Items from a data source
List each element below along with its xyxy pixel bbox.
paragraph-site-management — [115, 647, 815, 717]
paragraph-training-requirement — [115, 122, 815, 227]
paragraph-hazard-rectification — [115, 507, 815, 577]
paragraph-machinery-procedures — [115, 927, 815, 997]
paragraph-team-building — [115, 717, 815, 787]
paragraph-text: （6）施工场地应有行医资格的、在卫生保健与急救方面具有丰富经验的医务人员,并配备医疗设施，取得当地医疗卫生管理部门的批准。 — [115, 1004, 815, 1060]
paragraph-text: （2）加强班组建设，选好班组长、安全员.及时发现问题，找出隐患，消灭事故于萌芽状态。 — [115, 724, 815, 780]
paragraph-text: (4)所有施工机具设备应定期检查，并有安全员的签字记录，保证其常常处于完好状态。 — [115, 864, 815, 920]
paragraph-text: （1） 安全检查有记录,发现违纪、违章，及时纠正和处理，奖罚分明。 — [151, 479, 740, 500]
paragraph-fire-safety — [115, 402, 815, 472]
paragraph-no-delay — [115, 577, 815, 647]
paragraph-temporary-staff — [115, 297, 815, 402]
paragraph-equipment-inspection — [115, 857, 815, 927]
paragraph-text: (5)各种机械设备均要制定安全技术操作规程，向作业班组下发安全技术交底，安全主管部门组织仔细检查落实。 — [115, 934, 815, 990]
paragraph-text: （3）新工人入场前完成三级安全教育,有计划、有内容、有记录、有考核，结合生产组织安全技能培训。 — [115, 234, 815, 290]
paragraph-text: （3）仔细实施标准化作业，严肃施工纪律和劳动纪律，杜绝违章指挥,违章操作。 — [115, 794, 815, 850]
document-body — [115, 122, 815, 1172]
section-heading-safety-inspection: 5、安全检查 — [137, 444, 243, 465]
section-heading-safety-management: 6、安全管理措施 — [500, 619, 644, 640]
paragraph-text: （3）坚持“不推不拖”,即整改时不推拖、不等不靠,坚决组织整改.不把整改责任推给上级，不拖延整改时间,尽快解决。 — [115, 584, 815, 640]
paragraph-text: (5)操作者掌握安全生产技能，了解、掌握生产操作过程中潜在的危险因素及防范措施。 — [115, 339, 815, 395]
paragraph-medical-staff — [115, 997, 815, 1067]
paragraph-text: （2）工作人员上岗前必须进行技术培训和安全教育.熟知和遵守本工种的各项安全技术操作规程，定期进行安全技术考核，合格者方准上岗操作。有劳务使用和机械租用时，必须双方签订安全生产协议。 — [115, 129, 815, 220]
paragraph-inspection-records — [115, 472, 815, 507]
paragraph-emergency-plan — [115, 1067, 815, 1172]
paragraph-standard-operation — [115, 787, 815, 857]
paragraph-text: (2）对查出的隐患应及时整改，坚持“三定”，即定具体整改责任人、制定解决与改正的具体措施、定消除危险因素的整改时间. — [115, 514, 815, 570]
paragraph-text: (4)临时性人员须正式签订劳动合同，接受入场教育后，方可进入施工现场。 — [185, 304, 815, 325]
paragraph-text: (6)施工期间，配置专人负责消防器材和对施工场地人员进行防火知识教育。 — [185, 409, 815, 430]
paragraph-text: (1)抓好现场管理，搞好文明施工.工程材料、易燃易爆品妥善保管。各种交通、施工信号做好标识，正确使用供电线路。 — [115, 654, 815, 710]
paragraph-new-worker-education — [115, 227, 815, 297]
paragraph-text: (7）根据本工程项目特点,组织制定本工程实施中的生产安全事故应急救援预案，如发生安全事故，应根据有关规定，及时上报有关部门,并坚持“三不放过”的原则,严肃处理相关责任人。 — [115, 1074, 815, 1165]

PROBLEM: Edit the entries above so that each "paragraph-text" becomes "body-text", with everything else left unchanged.

OUTPUT OF THE TASK:
List each element below along with its xyxy pixel bbox.
paragraph-site-management — [115, 647, 815, 717]
paragraph-training-requirement — [115, 122, 815, 227]
paragraph-hazard-rectification — [115, 507, 815, 577]
paragraph-machinery-procedures — [115, 927, 815, 997]
paragraph-team-building — [115, 717, 815, 787]
body-text: （6）施工场地应有行医资格的、在卫生保健与急救方面具有丰富经验的医务人员,并配备医疗设施，取得当地医疗卫生管理部门的批准。 — [115, 1004, 815, 1060]
body-text: （2）加强班组建设，选好班组长、安全员.及时发现问题，找出隐患，消灭事故于萌芽状态。 — [115, 724, 815, 780]
body-text: (4)所有施工机具设备应定期检查，并有安全员的签字记录，保证其常常处于完好状态。 — [115, 864, 815, 920]
body-text: （1） 安全检查有记录,发现违纪、违章，及时纠正和处理，奖罚分明。 — [151, 479, 740, 500]
paragraph-fire-safety — [115, 402, 815, 472]
paragraph-no-delay — [115, 577, 815, 647]
paragraph-temporary-staff — [115, 297, 815, 402]
paragraph-equipment-inspection — [115, 857, 815, 927]
body-text: (5)各种机械设备均要制定安全技术操作规程，向作业班组下发安全技术交底，安全主管部门组织仔细检查落实。 — [115, 934, 815, 990]
body-text: （3）新工人入场前完成三级安全教育,有计划、有内容、有记录、有考核，结合生产组织安全技能培训。 — [115, 234, 815, 290]
body-text: （3）仔细实施标准化作业，严肃施工纪律和劳动纪律，杜绝违章指挥,违章操作。 — [115, 794, 815, 850]
document-body — [115, 122, 815, 1172]
section-heading-safety-inspection: 5、安全检查 — [137, 444, 243, 465]
section-heading-safety-management: 6、安全管理措施 — [500, 619, 644, 640]
body-text: （3）坚持“不推不拖”,即整改时不推拖、不等不靠,坚决组织整改.不把整改责任推给上级，不拖延整改时间,尽快解决。 — [115, 584, 815, 640]
body-text: (5)操作者掌握安全生产技能，了解、掌握生产操作过程中潜在的危险因素及防范措施。 — [115, 339, 815, 395]
paragraph-medical-staff — [115, 997, 815, 1067]
body-text: （2）工作人员上岗前必须进行技术培训和安全教育.熟知和遵守本工种的各项安全技术操作规程，定期进行安全技术考核，合格者方准上岗操作。有劳务使用和机械租用时，必须双方签订安全生产协议。 — [115, 129, 815, 220]
paragraph-inspection-records — [115, 472, 815, 507]
paragraph-emergency-plan — [115, 1067, 815, 1172]
paragraph-standard-operation — [115, 787, 815, 857]
body-text: (2）对查出的隐患应及时整改，坚持“三定”，即定具体整改责任人、制定解决与改正的具体措施、定消除危险因素的整改时间. — [115, 514, 815, 570]
body-text: (4)临时性人员须正式签订劳动合同，接受入场教育后，方可进入施工现场。 — [185, 304, 815, 325]
body-text: (6)施工期间，配置专人负责消防器材和对施工场地人员进行防火知识教育。 — [185, 409, 815, 430]
body-text: (1)抓好现场管理，搞好文明施工.工程材料、易燃易爆品妥善保管。各种交通、施工信号做好标识，正确使用供电线路。 — [115, 654, 815, 710]
paragraph-new-worker-education — [115, 227, 815, 297]
body-text: (7）根据本工程项目特点,组织制定本工程实施中的生产安全事故应急救援预案，如发生安全事故，应根据有关规定，及时上报有关部门,并坚持“三不放过”的原则,严肃处理相关责任人。 — [115, 1074, 815, 1165]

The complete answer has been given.